- DATASET RECORDS -
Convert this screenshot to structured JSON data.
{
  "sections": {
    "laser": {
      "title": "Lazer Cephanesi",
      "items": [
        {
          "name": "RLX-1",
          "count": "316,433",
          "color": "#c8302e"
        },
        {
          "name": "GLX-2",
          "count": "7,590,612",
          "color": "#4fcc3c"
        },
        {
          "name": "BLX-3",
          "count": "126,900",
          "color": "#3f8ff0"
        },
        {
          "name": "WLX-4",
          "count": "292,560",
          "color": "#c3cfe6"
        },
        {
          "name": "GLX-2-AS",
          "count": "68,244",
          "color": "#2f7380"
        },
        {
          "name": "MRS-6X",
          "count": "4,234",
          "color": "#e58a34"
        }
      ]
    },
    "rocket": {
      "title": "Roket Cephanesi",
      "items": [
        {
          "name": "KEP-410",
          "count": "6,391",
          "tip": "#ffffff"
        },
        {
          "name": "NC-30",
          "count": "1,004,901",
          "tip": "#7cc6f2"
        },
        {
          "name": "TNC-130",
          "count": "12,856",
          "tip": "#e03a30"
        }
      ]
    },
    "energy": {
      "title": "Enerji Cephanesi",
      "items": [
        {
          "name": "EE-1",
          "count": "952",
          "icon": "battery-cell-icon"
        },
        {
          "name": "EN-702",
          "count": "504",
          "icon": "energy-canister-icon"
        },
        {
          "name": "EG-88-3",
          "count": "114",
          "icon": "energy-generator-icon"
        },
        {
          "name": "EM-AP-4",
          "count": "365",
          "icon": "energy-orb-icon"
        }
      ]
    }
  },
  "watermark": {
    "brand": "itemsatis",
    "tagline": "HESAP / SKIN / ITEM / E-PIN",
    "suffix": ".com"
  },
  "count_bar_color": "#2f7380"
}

- WHAT TO WORK ON -
Return the lines of the records that include the string "title".

- SOLVED PROBLEM -
      "title": "Lazer Cephanesi",
      "title": "Roket Cephanesi",
      "title": "Enerji Cephanesi",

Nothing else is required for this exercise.